STATED EXERCISE: Can you pull out, verbatim, the lines of the records from the very first one through the line with "y-axis-title: Emotional Engagement", including both of those lines?

--- BEGIN DATA FOR PROCESSING ---

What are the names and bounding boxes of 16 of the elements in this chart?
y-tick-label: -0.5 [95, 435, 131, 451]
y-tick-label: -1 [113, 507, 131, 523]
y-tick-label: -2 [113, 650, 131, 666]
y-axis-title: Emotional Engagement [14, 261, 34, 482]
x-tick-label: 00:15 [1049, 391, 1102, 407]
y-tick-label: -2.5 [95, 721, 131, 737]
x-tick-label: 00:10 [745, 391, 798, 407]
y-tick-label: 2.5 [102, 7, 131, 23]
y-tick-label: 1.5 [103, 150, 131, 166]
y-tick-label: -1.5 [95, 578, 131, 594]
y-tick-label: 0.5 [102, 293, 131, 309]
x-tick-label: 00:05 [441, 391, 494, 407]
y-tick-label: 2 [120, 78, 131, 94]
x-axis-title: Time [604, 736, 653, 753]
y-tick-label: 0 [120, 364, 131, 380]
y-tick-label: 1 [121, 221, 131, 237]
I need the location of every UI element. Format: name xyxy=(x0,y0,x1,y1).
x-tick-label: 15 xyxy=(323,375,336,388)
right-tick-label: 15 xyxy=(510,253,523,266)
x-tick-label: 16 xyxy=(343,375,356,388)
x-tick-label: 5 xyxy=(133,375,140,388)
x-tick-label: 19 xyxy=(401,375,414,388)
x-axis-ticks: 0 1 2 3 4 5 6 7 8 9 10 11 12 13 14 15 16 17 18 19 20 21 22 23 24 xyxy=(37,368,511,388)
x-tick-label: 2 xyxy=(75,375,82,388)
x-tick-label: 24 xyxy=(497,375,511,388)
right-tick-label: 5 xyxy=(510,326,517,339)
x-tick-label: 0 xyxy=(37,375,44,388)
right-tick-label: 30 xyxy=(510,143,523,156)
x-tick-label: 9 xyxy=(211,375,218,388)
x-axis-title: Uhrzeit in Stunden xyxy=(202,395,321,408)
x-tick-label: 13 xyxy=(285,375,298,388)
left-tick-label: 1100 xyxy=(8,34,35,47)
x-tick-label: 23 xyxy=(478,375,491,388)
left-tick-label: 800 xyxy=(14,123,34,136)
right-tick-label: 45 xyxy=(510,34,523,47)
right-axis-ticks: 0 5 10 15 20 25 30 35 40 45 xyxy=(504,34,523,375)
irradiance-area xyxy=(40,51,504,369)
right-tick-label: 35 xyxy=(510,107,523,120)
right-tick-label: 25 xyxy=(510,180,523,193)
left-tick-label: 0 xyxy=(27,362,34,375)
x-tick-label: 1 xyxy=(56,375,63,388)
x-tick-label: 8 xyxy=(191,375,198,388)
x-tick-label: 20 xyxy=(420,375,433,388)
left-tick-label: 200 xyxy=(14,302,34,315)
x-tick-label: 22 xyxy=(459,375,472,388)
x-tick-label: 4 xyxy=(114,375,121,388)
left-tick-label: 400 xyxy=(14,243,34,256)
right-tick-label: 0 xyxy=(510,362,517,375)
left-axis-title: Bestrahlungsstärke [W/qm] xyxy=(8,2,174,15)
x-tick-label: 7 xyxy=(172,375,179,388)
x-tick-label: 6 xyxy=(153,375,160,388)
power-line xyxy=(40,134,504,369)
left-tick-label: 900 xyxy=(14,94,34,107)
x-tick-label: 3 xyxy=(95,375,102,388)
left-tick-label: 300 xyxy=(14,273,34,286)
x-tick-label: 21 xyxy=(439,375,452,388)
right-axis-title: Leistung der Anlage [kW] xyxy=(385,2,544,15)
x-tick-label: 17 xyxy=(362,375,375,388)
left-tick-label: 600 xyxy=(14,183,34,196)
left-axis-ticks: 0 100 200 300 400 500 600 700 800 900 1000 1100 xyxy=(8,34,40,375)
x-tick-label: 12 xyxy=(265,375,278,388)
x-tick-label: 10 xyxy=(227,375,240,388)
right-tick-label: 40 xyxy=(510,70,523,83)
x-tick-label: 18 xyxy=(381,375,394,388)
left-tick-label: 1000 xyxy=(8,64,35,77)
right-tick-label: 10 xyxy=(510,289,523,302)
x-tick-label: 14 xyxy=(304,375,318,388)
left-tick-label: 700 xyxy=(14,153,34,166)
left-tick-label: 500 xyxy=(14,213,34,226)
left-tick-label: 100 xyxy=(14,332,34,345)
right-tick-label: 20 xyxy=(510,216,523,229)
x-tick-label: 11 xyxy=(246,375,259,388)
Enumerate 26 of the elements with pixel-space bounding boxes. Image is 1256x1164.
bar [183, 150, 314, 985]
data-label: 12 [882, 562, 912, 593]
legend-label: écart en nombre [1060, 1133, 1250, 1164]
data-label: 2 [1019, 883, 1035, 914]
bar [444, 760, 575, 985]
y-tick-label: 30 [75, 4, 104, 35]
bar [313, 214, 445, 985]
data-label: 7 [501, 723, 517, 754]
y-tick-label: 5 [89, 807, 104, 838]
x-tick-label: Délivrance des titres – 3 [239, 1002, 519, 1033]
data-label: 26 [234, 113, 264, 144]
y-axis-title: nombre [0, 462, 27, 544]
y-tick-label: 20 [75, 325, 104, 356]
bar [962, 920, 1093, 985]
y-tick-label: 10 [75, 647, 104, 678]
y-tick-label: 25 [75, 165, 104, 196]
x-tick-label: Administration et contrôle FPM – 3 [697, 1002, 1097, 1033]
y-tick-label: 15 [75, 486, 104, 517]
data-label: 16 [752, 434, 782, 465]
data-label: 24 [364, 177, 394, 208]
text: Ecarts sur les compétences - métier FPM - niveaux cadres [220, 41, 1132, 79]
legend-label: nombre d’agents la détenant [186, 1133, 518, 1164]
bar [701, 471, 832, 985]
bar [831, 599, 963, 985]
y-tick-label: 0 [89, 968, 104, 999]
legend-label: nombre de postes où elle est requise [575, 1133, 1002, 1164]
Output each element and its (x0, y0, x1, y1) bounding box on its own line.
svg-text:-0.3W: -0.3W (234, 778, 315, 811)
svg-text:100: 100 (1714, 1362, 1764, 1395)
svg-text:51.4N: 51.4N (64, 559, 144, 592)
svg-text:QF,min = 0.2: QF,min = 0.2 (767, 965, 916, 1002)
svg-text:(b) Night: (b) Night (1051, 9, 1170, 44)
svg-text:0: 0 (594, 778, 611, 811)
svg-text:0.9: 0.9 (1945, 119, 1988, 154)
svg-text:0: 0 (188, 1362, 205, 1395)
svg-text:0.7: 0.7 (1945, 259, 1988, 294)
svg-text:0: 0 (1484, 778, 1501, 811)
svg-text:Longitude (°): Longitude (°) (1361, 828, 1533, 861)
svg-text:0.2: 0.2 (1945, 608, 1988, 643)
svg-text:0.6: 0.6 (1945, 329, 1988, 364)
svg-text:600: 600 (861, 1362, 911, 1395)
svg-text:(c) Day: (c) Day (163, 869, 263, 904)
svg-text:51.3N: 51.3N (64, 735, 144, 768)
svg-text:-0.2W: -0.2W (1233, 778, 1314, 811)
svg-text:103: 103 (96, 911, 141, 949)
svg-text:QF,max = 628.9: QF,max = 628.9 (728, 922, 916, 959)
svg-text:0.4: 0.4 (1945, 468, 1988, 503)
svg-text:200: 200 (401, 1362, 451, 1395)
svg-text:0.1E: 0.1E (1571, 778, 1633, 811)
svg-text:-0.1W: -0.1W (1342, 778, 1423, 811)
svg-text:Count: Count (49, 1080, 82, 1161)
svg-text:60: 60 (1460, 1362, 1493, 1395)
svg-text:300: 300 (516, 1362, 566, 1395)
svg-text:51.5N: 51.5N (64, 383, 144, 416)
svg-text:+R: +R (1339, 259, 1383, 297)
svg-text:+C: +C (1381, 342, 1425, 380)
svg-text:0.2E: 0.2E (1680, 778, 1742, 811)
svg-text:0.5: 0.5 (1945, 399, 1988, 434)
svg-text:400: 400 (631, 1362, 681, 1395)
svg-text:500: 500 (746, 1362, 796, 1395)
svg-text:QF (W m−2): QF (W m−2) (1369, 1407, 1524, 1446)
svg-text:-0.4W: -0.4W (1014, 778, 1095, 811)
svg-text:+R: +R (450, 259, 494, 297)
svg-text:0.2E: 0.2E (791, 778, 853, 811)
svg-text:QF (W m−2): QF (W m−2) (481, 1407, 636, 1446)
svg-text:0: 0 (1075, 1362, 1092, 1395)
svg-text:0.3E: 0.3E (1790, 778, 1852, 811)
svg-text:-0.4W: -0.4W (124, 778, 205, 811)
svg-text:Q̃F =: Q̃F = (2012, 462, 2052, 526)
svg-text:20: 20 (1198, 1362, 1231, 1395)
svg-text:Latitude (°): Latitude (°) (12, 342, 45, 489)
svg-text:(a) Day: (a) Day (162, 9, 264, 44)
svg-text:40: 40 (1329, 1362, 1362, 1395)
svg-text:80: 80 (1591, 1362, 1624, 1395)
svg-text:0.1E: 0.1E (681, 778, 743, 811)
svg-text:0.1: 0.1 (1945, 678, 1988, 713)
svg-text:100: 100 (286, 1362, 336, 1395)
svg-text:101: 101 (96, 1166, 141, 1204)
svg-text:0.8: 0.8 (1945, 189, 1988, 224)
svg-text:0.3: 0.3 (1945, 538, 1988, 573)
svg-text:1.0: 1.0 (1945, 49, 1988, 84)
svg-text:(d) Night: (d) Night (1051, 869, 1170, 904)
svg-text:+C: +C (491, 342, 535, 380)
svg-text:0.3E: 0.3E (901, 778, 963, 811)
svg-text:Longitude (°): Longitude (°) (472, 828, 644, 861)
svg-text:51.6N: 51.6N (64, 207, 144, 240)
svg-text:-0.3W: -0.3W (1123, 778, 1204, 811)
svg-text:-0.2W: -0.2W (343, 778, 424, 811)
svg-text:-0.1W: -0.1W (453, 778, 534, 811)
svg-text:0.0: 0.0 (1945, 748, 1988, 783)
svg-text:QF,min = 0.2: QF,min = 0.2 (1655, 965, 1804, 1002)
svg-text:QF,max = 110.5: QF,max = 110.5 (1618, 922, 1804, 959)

--- END DATA FOR PROCESSING ---

WRITTEN ANSWER:
What are the names and bounding boxes of 16 of the elements in this chart?
y-tick-label: -0.5 [95, 435, 131, 451]
y-tick-label: -1 [113, 507, 131, 523]
y-tick-label: -2 [113, 650, 131, 666]
y-axis-title: Emotional Engagement [14, 261, 34, 482]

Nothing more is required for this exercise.